**Supplied records:**
========

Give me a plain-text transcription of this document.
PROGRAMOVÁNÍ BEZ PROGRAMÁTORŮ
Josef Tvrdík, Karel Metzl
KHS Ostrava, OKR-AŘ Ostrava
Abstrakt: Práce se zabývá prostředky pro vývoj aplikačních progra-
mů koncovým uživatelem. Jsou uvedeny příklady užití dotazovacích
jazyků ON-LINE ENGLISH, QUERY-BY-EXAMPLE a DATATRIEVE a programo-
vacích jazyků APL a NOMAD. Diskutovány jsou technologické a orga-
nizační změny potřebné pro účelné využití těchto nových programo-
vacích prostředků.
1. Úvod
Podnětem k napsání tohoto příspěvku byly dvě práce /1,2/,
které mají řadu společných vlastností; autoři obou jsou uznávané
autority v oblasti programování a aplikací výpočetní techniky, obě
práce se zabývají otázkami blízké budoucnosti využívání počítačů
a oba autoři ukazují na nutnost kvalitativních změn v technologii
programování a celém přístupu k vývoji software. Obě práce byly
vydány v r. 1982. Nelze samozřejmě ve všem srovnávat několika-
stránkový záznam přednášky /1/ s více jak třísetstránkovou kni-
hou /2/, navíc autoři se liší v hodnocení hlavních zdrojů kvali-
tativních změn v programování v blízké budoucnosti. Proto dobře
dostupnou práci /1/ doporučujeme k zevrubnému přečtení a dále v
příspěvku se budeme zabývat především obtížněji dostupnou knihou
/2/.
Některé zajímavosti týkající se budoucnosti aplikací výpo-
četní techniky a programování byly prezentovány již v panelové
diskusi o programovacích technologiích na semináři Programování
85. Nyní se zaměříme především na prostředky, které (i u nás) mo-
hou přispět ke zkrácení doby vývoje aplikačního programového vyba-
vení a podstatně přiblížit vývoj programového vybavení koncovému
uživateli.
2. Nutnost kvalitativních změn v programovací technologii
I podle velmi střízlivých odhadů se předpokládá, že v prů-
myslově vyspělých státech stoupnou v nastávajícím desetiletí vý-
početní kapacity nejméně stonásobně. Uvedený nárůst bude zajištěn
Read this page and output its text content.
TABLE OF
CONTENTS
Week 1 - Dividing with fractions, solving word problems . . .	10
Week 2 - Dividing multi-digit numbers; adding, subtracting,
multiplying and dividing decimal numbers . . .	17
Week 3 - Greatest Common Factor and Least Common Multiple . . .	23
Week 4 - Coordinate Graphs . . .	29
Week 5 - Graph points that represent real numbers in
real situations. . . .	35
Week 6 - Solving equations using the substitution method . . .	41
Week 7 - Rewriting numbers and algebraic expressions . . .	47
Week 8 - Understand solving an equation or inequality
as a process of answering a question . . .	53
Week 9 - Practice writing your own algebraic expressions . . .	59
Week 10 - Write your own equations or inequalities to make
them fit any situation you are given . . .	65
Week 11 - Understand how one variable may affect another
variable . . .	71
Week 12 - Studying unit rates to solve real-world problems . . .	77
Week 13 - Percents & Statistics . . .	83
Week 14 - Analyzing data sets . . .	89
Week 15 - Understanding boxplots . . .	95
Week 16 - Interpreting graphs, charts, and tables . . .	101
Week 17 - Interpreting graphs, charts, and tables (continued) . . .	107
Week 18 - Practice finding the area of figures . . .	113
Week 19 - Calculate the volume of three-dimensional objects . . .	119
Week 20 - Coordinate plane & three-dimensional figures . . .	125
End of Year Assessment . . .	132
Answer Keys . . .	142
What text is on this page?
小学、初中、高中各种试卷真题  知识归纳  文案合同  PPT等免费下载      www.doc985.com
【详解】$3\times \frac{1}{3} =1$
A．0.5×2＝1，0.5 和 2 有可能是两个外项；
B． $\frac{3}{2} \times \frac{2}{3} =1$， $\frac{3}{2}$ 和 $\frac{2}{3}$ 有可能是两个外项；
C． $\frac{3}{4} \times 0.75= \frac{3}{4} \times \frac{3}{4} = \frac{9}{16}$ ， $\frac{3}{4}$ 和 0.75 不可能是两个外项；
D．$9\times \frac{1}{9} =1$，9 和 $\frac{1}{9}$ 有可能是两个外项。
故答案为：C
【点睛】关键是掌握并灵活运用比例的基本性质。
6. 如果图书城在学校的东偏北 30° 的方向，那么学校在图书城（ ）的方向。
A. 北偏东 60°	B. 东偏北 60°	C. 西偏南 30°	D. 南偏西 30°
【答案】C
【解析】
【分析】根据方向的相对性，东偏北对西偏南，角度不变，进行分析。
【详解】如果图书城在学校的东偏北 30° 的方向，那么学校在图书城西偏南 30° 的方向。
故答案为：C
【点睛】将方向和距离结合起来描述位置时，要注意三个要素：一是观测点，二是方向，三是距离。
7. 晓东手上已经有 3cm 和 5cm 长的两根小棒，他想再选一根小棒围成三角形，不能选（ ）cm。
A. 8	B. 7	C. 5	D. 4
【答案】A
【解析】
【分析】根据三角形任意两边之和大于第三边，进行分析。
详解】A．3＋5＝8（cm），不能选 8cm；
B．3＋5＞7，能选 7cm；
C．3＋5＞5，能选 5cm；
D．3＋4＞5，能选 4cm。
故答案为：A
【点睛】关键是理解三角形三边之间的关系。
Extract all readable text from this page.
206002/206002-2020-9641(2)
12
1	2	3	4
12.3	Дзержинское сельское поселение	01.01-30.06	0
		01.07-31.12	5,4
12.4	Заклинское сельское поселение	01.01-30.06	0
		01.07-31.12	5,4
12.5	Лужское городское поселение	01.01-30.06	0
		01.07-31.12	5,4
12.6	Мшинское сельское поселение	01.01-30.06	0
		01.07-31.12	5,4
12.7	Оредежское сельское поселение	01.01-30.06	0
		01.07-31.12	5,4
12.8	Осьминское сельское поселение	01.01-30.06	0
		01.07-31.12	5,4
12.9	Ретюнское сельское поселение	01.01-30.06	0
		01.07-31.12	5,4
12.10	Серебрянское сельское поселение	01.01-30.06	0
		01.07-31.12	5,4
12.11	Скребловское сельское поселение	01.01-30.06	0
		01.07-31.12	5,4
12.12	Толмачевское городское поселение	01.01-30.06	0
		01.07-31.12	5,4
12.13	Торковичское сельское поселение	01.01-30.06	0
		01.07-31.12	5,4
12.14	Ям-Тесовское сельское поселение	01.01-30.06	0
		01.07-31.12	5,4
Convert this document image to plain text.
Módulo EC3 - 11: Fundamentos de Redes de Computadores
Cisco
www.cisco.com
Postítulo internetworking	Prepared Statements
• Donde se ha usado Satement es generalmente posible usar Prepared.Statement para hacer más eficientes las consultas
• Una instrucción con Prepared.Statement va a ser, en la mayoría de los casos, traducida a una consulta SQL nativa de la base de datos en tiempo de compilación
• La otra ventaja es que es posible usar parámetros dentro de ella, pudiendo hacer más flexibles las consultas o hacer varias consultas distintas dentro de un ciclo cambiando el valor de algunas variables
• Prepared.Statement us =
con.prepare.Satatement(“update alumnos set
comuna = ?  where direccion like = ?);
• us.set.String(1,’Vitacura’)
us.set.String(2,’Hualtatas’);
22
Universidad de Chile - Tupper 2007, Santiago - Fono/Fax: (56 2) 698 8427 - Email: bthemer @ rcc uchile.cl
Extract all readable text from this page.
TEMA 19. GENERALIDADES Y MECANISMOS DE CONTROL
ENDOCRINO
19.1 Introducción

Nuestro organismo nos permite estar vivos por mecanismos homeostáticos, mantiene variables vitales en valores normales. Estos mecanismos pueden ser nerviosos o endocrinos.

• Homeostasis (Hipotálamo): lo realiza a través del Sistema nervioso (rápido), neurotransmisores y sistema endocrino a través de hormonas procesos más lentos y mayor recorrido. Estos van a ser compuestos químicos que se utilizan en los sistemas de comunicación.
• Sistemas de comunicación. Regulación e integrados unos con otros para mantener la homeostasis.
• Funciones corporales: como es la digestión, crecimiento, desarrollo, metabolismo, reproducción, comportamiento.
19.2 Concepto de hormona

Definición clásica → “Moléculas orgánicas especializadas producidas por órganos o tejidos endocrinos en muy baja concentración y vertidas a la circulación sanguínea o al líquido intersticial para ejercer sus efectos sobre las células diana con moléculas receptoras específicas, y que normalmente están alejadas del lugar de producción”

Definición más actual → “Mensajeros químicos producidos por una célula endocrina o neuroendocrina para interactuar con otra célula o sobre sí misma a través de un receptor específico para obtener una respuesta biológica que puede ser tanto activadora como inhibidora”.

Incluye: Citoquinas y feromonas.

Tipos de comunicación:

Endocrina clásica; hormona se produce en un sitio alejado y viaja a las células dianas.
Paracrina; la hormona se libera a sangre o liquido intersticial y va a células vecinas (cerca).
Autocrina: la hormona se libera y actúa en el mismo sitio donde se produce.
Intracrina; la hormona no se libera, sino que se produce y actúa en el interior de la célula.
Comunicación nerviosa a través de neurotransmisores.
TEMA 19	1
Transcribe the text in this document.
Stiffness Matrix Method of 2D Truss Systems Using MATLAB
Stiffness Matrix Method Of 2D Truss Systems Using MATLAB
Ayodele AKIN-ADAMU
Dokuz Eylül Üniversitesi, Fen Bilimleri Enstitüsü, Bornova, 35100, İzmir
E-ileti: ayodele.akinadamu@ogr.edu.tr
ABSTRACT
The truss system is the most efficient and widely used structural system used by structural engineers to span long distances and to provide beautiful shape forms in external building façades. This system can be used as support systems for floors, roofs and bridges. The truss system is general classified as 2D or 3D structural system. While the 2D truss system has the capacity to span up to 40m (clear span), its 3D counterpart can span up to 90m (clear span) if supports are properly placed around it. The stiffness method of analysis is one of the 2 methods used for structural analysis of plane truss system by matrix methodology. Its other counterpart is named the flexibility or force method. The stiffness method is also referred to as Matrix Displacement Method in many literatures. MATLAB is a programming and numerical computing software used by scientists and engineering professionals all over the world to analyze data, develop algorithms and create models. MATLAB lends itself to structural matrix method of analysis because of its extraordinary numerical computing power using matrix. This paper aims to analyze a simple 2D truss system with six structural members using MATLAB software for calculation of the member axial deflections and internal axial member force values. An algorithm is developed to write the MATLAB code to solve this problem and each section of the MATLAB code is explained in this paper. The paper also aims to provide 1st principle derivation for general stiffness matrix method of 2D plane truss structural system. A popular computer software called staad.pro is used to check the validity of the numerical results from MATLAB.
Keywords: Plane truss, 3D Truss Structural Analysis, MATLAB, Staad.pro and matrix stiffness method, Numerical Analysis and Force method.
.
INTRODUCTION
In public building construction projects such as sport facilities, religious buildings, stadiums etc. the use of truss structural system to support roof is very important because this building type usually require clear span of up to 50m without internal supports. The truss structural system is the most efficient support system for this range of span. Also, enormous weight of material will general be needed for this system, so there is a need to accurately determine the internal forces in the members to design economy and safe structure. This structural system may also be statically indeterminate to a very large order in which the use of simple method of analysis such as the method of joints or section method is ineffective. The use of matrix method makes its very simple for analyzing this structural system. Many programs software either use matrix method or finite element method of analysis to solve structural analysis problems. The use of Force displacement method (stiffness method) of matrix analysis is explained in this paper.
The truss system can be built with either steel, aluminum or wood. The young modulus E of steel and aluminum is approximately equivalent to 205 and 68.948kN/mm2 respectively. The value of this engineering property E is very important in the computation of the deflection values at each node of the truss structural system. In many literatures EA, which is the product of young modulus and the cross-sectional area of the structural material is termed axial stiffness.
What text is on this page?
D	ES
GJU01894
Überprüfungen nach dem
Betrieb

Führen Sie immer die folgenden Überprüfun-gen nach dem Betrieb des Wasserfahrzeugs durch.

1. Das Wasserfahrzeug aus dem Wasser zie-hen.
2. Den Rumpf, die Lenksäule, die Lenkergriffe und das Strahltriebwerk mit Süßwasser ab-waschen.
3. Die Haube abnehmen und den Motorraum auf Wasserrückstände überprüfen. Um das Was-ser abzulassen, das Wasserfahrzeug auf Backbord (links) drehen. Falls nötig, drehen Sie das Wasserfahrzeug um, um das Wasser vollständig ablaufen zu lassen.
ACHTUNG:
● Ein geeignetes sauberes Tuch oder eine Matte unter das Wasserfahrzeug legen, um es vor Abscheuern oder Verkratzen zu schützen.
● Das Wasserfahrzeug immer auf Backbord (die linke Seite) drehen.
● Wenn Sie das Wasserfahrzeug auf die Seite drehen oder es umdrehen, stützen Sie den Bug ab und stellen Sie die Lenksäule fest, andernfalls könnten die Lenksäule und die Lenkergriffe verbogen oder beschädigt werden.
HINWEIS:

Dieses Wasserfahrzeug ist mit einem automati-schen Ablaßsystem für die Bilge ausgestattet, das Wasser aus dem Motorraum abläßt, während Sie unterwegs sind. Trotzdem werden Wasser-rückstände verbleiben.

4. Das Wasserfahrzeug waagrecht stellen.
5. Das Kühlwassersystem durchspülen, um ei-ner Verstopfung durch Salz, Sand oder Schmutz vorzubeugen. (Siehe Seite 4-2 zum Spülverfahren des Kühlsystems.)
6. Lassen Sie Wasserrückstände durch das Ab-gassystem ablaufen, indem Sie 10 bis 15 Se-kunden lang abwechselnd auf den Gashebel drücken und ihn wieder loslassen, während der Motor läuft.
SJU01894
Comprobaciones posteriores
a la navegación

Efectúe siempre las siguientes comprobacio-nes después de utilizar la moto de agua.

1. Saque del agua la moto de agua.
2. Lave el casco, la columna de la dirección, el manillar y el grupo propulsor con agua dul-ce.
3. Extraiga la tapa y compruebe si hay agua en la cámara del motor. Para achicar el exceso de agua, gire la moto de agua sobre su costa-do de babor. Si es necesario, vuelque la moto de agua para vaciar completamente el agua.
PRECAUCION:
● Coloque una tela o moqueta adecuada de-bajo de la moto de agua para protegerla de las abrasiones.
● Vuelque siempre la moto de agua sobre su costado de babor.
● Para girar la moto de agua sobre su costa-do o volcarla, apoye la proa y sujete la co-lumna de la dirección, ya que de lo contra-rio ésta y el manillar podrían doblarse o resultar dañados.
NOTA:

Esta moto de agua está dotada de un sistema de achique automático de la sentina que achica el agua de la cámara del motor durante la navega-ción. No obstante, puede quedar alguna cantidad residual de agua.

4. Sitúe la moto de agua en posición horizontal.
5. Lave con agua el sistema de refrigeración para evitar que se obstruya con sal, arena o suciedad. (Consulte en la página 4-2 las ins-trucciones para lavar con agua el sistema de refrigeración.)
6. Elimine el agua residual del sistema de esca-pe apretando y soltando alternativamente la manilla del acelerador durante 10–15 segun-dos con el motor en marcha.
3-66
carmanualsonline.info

========

Across the data, tally the lines containing "values" and give back the number alone.

**Completed exercise:** 2